▸ GIVEN INSTRUCTION
Without the pictures, return all of the material exactly as written.

▸ RECORDS FOR PROCESSING
====================

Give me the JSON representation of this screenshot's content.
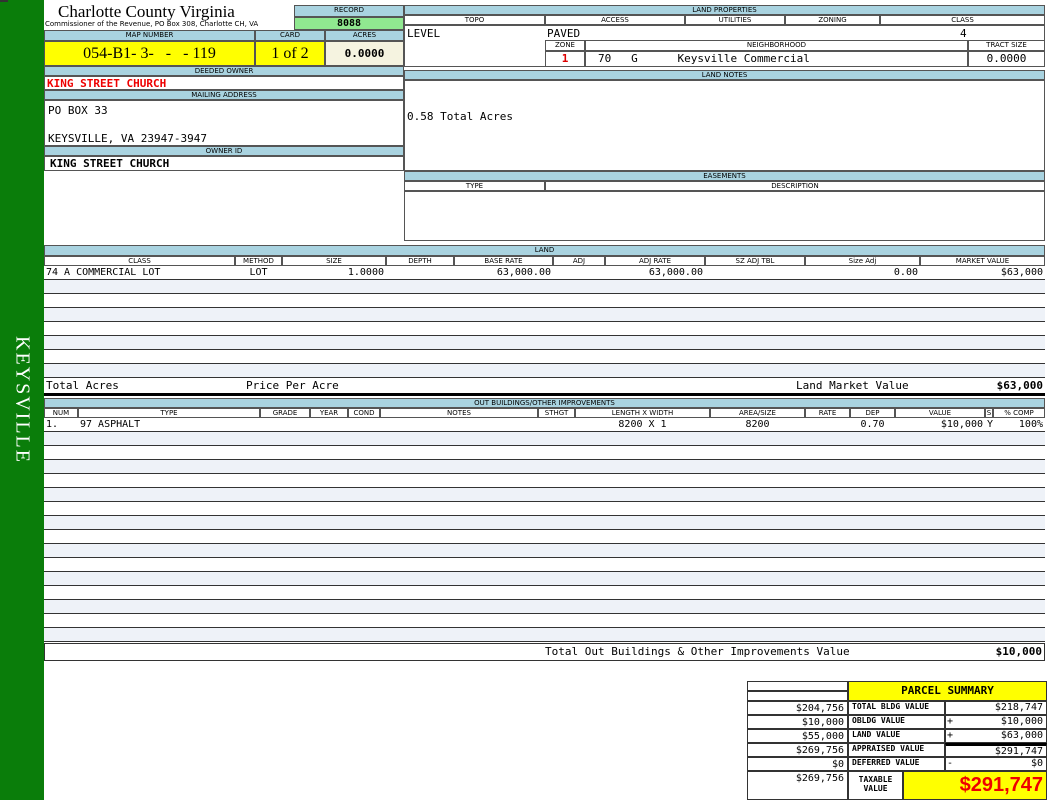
{
  "sidebar": {
    "label": "KEYSVILLE",
    "color": "#0a7d0a"
  },
  "header": {
    "title": "Charlotte County Virginia",
    "subtitle": "Commissioner of the Revenue, PO Box 308, Charlotte CH, VA",
    "record_label": "RECORD",
    "record": "8088",
    "map_label": "MAP NUMBER",
    "map_number": "054-B1- 3-   -   - 119",
    "card_label": "CARD",
    "card": "1 of 2",
    "acres_label": "ACRES",
    "acres": "0.0000"
  },
  "owner": {
    "deeded_label": "DEEDED OWNER",
    "deeded": "KING STREET CHURCH",
    "mailing_label": "MAILING ADDRESS",
    "address1": "PO BOX 33",
    "address2": "KEYSVILLE, VA 23947-3947",
    "owner_id_label": "OWNER ID",
    "owner_id": "KING STREET CHURCH"
  },
  "land_properties": {
    "title": "LAND PROPERTIES",
    "topo_label": "TOPO",
    "access_label": "ACCESS",
    "utilities_label": "UTILITIES",
    "zoning_label": "ZONING",
    "class_label": "CLASS",
    "topo": "LEVEL",
    "access": "PAVED",
    "class": "4",
    "zone_label": "ZONE",
    "neighborhood_label": "NEIGHBORHOOD",
    "tract_label": "TRACT SIZE",
    "zone": "1",
    "neighborhood": "70   G      Keysville Commercial",
    "tract": "0.0000"
  },
  "land_notes": {
    "title": "LAND NOTES",
    "text": "0.58 Total Acres"
  },
  "easements": {
    "title": "EASEMENTS",
    "type_label": "TYPE",
    "description_label": "DESCRIPTION"
  },
  "land": {
    "title": "LAND",
    "columns": [
      "CLASS",
      "METHOD",
      "SIZE",
      "DEPTH",
      "BASE RATE",
      "ADJ",
      "ADJ RATE",
      "SZ ADJ TBL",
      "Size Adj",
      "MARKET VALUE"
    ],
    "rows": [
      [
        "74 A COMMERCIAL LOT",
        "LOT",
        "1.0000",
        "",
        "63,000.00",
        "",
        "63,000.00",
        "",
        "0.00",
        "$63,000"
      ]
    ],
    "total_acres_label": "Total Acres",
    "price_per_acre_label": "Price Per Acre",
    "market_value_label": "Land Market Value",
    "market_value": "$63,000"
  },
  "outbuildings": {
    "title": "OUT BUILDINGS/OTHER IMPROVEMENTS",
    "columns": [
      "NUM",
      "TYPE",
      "GRADE",
      "YEAR",
      "COND",
      "NOTES",
      "STHGT",
      "LENGTH X WIDTH",
      "AREA/SIZE",
      "RATE",
      "DEP",
      "VALUE",
      "S",
      "% COMP"
    ],
    "rows": [
      [
        "1.",
        "97 ASPHALT",
        "",
        "",
        "",
        "",
        "",
        "8200 X 1",
        "8200",
        "",
        "0.70",
        "$10,000",
        "Y",
        "100%"
      ]
    ],
    "total_label": "Total Out Buildings & Other Improvements Value",
    "total": "$10,000"
  },
  "summary": {
    "title": "PARCEL SUMMARY",
    "prior": [
      "$204,756",
      "$10,000",
      "$55,000",
      "$269,756",
      "$0",
      "$269,756"
    ],
    "labels": [
      "TOTAL BLDG VALUE",
      "OBLDG VALUE",
      "LAND VALUE",
      "APPRAISED VALUE",
      "DEFERRED VALUE"
    ],
    "ops": [
      "",
      "+",
      "+",
      "",
      "-"
    ],
    "values": [
      "$218,747",
      "$10,000",
      "$63,000",
      "$291,747",
      "$0"
    ],
    "taxable_label": "TAXABLE VALUE",
    "taxable": "$291,747"
  }
}
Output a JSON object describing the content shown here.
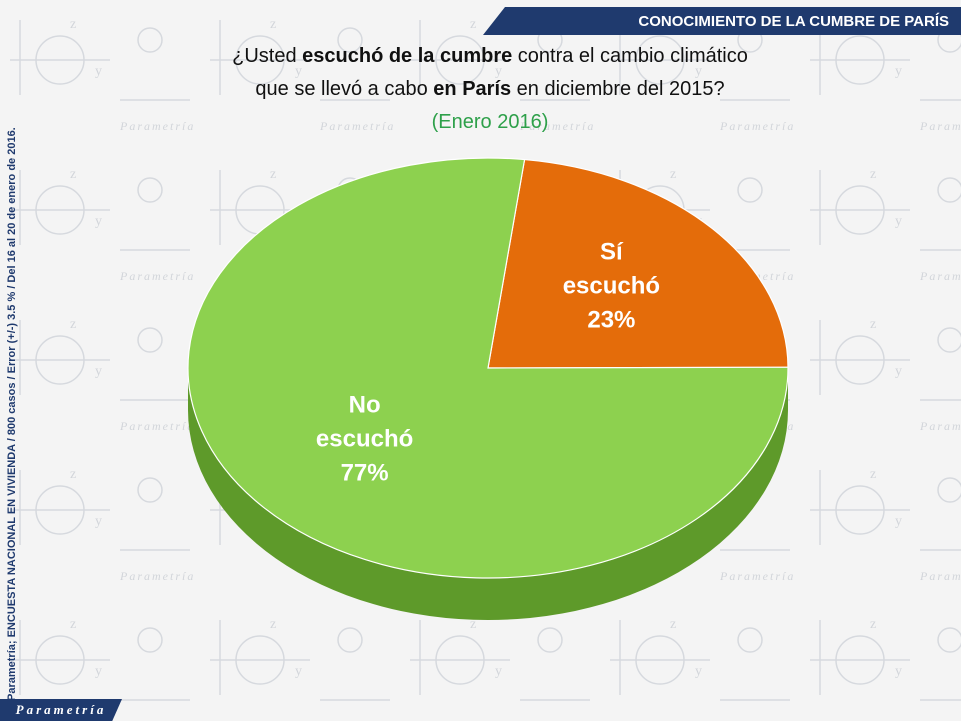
{
  "header": {
    "title": "CONOCIMIENTO DE LA CUMBRE DE PARÍS"
  },
  "question": {
    "l1_a": "¿Usted ",
    "l1_b": "escuchó de la cumbre",
    "l1_c": " contra el cambio climático",
    "l2_a": "que se llevó a cabo ",
    "l2_b": "en París",
    "l2_c": " en diciembre del 2015?",
    "date": "(Enero 2016)"
  },
  "side_note": "Parametría; ENCUESTA NACIONAL EN VIVIENDA / 800 casos / Error (+/-) 3.5 % / Del 16 al 20 de enero de 2016.",
  "logo": "Parametría",
  "chart_data": {
    "type": "pie",
    "categories": [
      "Sí escuchó",
      "No escuchó"
    ],
    "values": [
      23,
      77
    ],
    "labels": [
      {
        "line1": "Sí",
        "line2": "escuchó",
        "value_label": "23%"
      },
      {
        "line1": "No",
        "line2": "escuchó",
        "value_label": "77%"
      }
    ],
    "colors": [
      "#e46c0a",
      "#8dd14f"
    ],
    "side_colors": [
      "#a34c05",
      "#5e9a2a"
    ],
    "title": "",
    "legend": "none"
  }
}
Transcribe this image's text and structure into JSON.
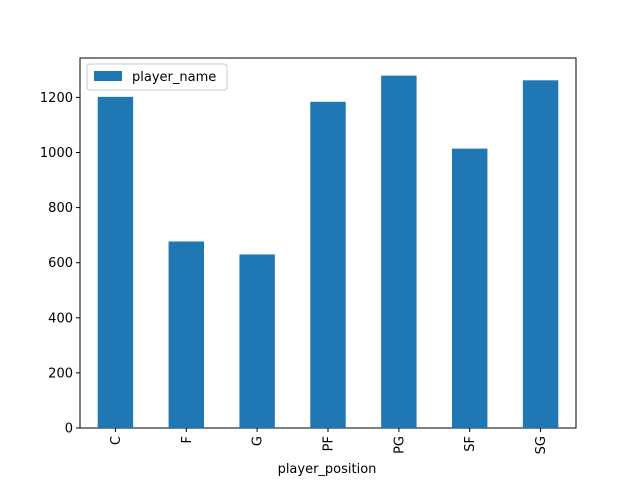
{
  "chart_data": {
    "type": "bar",
    "categories": [
      "C",
      "F",
      "G",
      "PF",
      "PG",
      "SF",
      "SG"
    ],
    "series": [
      {
        "name": "player_name",
        "values": [
          1202,
          677,
          630,
          1184,
          1279,
          1014,
          1262
        ],
        "color": "#1f77b4"
      }
    ],
    "xlabel": "player_position",
    "ylabel": "",
    "ylim": [
      0,
      1343
    ],
    "yticks": [
      0,
      200,
      400,
      600,
      800,
      1000,
      1200
    ],
    "grid": false,
    "legend_position": "upper-left",
    "x_tick_rotation": 90
  }
}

====================

▸ PROBLEM SOLUTION
Give me the JSON representation of this screenshot's content.
{
  "sidebar": {
    "label": "KEYSVILLE",
    "color": "#0a7d0a"
  },
  "header": {
    "title": "Charlotte County Virginia",
    "subtitle": "Commissioner of the Revenue, PO Box 308, Charlotte CH, VA",
    "record_label": "RECORD",
    "record": "8088",
    "map_label": "MAP NUMBER",
    "map_number": "054-B1- 3-   -   - 119",
    "card_label": "CARD",
    "card": "1 of 2",
    "acres_label": "ACRES",
    "acres": "0.0000"
  },
  "owner": {
    "deeded_label": "DEEDED OWNER",
    "deeded": "KING STREET CHURCH",
    "mailing_label": "MAILING ADDRESS",
    "address1": "PO BOX 33",
    "address2": "KEYSVILLE, VA 23947-3947",
    "owner_id_label": "OWNER ID",
    "owner_id": "KING STREET CHURCH"
  },
  "land_properties": {
    "title": "LAND PROPERTIES",
    "topo_label": "TOPO",
    "access_label": "ACCESS",
    "utilities_label": "UTILITIES",
    "zoning_label": "ZONING",
    "class_label": "CLASS",
    "topo": "LEVEL",
    "access": "PAVED",
    "class": "4",
    "zone_label": "ZONE",
    "neighborhood_label": "NEIGHBORHOOD",
    "tract_label": "TRACT SIZE",
    "zone": "1",
    "neighborhood": "70   G      Keysville Commercial",
    "tract": "0.0000"
  },
  "land_notes": {
    "title": "LAND NOTES",
    "text": "0.58 Total Acres"
  },
  "easements": {
    "title": "EASEMENTS",
    "type_label": "TYPE",
    "description_label": "DESCRIPTION"
  },
  "land": {
    "title": "LAND",
    "columns": [
      "CLASS",
      "METHOD",
      "SIZE",
      "DEPTH",
      "BASE RATE",
      "ADJ",
      "ADJ RATE",
      "SZ ADJ TBL",
      "Size Adj",
      "MARKET VALUE"
    ],
    "rows": [
      [
        "74 A COMMERCIAL LOT",
        "LOT",
        "1.0000",
        "",
        "63,000.00",
        "",
        "63,000.00",
        "",
        "0.00",
        "$63,000"
      ]
    ],
    "total_acres_label": "Total Acres",
    "price_per_acre_label": "Price Per Acre",
    "market_value_label": "Land Market Value",
    "market_value": "$63,000"
  },
  "outbuildings": {
    "title": "OUT BUILDINGS/OTHER IMPROVEMENTS",
    "columns": [
      "NUM",
      "TYPE",
      "GRADE",
      "YEAR",
      "COND",
      "NOTES",
      "STHGT",
      "LENGTH X WIDTH",
      "AREA/SIZE",
      "RATE",
      "DEP",
      "VALUE",
      "S",
      "% COMP"
    ],
    "rows": [
      [
        "1.",
        "97 ASPHALT",
        "",
        "",
        "",
        "",
        "",
        "8200 X 1",
        "8200",
        "",
        "0.70",
        "$10,000",
        "Y",
        "100%"
      ]
    ],
    "total_label": "Total Out Buildings & Other Improvements Value",
    "total": "$10,000"
  },
  "summary": {
    "title": "PARCEL SUMMARY",
    "prior": [
      "$204,756",
      "$10,000",
      "$55,000",
      "$269,756",
      "$0",
      "$269,756"
    ],
    "labels": [
      "TOTAL BLDG VALUE",
      "OBLDG VALUE",
      "LAND VALUE",
      "APPRAISED VALUE",
      "DEFERRED VALUE"
    ],
    "ops": [
      "",
      "+",
      "+",
      "",
      "-"
    ],
    "values": [
      "$218,747",
      "$10,000",
      "$63,000",
      "$291,747",
      "$0"
    ],
    "taxable_label": "TAXABLE VALUE",
    "taxable": "$291,747"
  }
}
Output a JSON object describing the content shown here.
{
  "header": {
    "title": "CONOCIMIENTO DE LA CUMBRE DE PARÍS"
  },
  "question": {
    "l1_a": "¿Usted ",
    "l1_b": "escuchó de la cumbre",
    "l1_c": " contra el cambio climático",
    "l2_a": "que se llevó a cabo ",
    "l2_b": "en París",
    "l2_c": " en diciembre del 2015?",
    "date": "(Enero 2016)"
  },
  "side_note": "Parametría; ENCUESTA NACIONAL EN VIVIENDA / 800 casos / Error (+/-) 3.5 % / Del 16 al 20 de enero de 2016.",
  "logo": "Parametría",
  "chart_data": {
    "type": "pie",
    "categories": [
      "Sí escuchó",
      "No escuchó"
    ],
    "values": [
      23,
      77
    ],
    "labels": [
      {
        "line1": "Sí",
        "line2": "escuchó",
        "value_label": "23%"
      },
      {
        "line1": "No",
        "line2": "escuchó",
        "value_label": "77%"
      }
    ],
    "colors": [
      "#e46c0a",
      "#8dd14f"
    ],
    "side_colors": [
      "#a34c05",
      "#5e9a2a"
    ],
    "title": "",
    "legend": "none"
  }
}
Transcribe this image's text and structure into JSON.
{
  "chart_data": {
    "type": "bar",
    "categories": [
      "C",
      "F",
      "G",
      "PF",
      "PG",
      "SF",
      "SG"
    ],
    "series": [
      {
        "name": "player_name",
        "values": [
          1202,
          677,
          630,
          1184,
          1279,
          1014,
          1262
        ],
        "color": "#1f77b4"
      }
    ],
    "xlabel": "player_position",
    "ylabel": "",
    "ylim": [
      0,
      1343
    ],
    "yticks": [
      0,
      200,
      400,
      600,
      800,
      1000,
      1200
    ],
    "grid": false,
    "legend_position": "upper-left",
    "x_tick_rotation": 90
  }
}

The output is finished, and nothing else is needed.